Dataset records
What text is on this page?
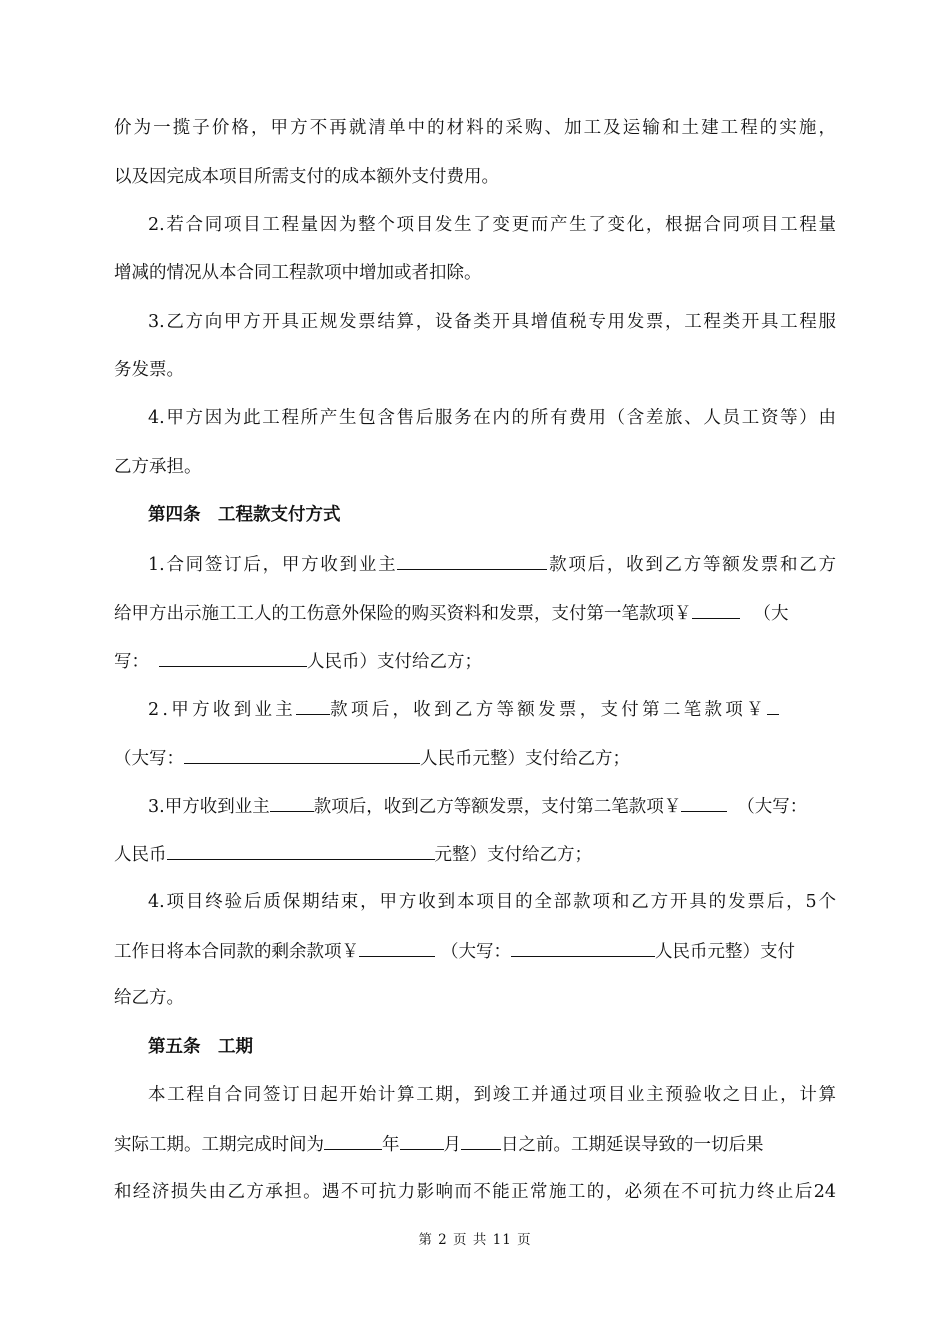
价为一揽子价格，甲方不再就清单中的材料的采购、加工及运输和土建工程的实施，
以及因完成本项目所需支付的成本额外支付费用。
2.若合同项目工程量因为整个项目发生了变更而产生了变化，根据合同项目工程量
增减的情况从本合同工程款项中增加或者扣除。
3.乙方向甲方开具正规发票结算，设备类开具增值税专用发票，工程类开具工程服
务发票。
4.甲方因为此工程所产生包含售后服务在内的所有费用（含差旅、人员工资等）由
乙方承担。
第四条　工程款支付方式
1.合同签订后，甲方收到业主	款项后，收到乙方等额发票和乙方
给甲方出示施工工人的工伤意外保险的购买资料和发票，支付第一笔款项￥	（大
写：	人民币）支付给乙方；
2.甲方收到业主 款项后，收到乙方等额发票，支付第二笔款项￥
（大写：	人民币元整）支付给乙方；
3.甲方收到业主	款项后，收到乙方等额发票，支付第二笔款项￥	（大写：
人民币	元整）支付给乙方；
4.项目终验后质保期结束，甲方收到本项目的全部款项和乙方开具的发票后，5个
工作日将本合同款的剩余款项￥	（大写：	人民币元整）支付
给乙方。
第五条　工期
本工程自合同签订日起开始计算工期，到竣工并通过项目业主预验收之日止，计算
实际工期。工期完成时间为	年	月 日之前。工期延误导致的一切后果
和经济损失由乙方承担。遇不可抗力影响而不能正常施工的，必须在不可抗力终止后24
第 2 页 共 11 页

*EXERCISE DIRECTIONS:* Locate and copy each line in the data above that includes the word "支付给乙方".

*TASK OUTPUT:*
写：	人民币）支付给乙方；
（大写：	人民币元整）支付给乙方；
人民币	元整）支付给乙方；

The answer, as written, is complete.